_AIM:_ Indicate only the number of lines in the listing below in which the word "true" appears.

= = =

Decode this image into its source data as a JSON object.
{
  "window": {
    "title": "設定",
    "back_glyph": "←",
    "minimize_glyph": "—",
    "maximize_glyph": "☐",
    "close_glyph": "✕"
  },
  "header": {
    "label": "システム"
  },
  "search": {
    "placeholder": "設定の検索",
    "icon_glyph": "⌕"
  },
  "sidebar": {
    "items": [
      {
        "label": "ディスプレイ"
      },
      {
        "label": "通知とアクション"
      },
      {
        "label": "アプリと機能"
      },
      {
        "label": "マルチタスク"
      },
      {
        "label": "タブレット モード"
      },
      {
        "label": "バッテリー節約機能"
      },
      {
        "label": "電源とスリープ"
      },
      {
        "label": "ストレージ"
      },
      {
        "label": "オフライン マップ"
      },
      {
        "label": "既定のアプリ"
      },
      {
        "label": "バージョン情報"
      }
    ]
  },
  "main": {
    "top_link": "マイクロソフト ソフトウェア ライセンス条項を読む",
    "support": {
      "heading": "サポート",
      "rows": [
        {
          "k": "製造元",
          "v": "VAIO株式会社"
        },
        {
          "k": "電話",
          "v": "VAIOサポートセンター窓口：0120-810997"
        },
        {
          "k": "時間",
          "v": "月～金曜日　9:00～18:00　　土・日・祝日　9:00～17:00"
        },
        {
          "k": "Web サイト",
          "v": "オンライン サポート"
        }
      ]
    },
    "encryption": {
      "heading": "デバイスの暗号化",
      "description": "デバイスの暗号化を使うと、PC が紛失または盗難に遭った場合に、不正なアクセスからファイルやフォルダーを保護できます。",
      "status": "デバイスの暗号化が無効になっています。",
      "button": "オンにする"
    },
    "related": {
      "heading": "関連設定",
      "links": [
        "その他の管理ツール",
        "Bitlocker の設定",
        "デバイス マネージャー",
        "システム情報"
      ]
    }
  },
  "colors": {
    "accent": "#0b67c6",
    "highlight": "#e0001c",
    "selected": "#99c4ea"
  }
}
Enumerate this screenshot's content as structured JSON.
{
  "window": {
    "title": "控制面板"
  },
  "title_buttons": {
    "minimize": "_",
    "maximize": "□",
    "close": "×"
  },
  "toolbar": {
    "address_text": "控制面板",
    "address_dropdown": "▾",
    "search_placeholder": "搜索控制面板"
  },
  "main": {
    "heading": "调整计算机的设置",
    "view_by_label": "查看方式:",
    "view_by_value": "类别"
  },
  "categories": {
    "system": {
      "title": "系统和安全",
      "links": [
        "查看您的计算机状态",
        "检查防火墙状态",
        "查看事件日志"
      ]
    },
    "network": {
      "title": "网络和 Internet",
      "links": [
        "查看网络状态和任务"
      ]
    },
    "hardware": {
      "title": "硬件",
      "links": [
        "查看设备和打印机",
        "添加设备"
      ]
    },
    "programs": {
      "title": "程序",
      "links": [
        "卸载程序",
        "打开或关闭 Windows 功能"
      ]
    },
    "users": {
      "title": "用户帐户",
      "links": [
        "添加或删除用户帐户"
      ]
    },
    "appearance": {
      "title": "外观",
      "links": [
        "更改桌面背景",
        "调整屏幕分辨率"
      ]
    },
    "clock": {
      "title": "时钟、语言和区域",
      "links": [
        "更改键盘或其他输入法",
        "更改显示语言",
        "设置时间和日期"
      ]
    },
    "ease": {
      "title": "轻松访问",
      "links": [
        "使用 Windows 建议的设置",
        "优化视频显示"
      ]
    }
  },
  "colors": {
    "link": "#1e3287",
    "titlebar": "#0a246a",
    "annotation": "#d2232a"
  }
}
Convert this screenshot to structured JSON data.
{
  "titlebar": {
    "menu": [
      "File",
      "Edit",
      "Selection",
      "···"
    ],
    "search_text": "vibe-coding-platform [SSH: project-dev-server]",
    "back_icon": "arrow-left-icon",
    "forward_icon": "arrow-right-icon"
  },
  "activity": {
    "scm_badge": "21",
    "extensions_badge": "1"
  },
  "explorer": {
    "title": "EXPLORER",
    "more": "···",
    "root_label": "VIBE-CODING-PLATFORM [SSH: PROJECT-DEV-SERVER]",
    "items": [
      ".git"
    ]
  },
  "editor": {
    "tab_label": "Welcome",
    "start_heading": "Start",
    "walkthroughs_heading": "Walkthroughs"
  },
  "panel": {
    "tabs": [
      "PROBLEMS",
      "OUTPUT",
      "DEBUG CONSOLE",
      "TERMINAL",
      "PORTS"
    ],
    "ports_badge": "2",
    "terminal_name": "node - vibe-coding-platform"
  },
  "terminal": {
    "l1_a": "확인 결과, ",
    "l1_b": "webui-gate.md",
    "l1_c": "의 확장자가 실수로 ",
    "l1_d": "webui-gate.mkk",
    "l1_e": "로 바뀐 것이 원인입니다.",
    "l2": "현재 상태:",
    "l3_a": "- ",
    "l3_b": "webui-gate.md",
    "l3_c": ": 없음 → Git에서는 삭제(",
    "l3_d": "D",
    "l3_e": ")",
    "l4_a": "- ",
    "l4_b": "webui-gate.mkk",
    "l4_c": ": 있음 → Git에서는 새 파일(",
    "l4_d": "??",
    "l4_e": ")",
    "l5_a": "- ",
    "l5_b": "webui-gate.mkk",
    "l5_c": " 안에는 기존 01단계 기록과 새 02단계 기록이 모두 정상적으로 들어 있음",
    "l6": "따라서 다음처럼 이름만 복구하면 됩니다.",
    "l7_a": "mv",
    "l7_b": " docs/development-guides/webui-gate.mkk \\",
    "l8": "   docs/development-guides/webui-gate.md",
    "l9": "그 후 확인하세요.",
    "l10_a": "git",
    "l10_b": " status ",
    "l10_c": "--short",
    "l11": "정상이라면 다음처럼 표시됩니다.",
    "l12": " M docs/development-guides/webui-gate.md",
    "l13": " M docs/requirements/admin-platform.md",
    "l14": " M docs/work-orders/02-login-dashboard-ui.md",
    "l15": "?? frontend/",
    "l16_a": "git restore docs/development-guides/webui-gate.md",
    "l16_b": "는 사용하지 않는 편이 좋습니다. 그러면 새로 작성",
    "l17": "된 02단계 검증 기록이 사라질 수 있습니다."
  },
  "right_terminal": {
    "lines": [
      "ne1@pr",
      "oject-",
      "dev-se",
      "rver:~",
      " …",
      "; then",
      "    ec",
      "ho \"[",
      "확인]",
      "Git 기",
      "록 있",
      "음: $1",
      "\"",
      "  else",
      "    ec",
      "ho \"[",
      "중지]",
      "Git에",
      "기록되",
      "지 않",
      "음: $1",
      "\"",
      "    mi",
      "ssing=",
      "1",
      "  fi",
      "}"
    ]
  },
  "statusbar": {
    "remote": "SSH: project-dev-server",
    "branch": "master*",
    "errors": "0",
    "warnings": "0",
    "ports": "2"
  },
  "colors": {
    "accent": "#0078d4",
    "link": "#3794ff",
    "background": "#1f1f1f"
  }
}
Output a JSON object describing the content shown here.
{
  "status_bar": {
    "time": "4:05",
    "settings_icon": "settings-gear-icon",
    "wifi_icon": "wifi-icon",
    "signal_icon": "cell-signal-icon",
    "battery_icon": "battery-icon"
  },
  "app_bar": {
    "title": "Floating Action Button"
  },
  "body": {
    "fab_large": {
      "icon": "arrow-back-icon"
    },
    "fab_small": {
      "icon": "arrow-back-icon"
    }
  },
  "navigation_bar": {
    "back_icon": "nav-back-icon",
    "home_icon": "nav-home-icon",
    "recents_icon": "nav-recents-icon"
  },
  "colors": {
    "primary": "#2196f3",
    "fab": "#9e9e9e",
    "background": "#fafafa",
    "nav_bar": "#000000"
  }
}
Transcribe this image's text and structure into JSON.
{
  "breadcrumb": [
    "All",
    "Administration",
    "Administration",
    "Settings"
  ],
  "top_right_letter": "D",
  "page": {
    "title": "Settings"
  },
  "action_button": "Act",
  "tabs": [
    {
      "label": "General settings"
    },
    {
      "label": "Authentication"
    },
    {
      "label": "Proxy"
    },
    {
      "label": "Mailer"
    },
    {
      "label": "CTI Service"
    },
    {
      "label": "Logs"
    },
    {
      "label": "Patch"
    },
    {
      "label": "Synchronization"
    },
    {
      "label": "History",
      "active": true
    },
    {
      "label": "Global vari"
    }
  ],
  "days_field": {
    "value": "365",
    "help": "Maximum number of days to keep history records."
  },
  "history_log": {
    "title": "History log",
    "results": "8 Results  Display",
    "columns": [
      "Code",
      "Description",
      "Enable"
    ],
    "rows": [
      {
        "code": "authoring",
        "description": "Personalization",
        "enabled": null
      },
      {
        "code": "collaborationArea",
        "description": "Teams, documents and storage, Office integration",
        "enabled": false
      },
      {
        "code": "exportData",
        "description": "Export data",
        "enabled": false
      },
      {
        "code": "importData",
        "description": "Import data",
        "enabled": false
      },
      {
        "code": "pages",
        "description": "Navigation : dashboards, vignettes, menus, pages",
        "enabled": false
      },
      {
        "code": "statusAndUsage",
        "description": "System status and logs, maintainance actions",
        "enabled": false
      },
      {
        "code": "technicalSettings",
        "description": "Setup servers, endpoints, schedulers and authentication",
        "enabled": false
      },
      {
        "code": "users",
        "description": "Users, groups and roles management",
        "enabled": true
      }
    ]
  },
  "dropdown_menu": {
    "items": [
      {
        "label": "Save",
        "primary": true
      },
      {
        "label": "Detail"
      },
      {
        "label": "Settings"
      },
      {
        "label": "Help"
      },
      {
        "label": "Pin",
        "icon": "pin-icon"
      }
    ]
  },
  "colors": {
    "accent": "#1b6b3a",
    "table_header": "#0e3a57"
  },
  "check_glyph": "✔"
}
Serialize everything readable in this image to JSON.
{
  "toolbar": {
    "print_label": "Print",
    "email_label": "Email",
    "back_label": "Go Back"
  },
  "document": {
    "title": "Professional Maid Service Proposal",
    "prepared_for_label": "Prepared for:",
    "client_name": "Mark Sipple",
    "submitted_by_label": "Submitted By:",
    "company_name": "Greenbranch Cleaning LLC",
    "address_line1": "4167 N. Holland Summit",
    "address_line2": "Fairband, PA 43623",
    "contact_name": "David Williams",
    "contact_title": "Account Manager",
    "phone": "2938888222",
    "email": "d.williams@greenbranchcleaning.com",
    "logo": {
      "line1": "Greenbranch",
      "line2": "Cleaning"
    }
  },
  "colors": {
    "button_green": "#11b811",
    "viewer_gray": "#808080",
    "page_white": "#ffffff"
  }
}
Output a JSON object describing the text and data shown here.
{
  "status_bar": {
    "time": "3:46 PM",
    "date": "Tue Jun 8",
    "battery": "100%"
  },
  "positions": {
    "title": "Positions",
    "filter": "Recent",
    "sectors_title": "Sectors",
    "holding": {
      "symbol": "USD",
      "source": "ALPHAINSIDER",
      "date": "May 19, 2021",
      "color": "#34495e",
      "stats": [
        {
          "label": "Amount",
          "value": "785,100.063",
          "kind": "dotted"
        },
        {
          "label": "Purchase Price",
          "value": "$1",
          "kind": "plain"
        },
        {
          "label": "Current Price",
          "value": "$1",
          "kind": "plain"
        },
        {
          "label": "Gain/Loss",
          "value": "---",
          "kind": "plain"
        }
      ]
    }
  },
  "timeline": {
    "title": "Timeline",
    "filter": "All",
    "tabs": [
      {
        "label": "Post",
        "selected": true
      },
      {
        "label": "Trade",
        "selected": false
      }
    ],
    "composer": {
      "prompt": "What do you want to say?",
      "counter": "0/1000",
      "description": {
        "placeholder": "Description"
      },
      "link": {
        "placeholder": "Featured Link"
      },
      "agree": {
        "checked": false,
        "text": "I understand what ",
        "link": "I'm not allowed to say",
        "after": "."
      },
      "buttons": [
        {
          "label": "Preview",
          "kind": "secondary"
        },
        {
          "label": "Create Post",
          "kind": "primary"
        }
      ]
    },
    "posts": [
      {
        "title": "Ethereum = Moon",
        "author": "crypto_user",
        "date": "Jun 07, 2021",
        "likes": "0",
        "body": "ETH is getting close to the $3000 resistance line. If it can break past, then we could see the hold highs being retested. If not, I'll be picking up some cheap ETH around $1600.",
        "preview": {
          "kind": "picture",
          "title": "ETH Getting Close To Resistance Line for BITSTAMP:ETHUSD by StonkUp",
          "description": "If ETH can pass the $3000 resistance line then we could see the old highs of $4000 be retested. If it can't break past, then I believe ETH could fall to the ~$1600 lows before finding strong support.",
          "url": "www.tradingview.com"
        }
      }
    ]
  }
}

= = =

_EXERCISE SOLUTION:_ 4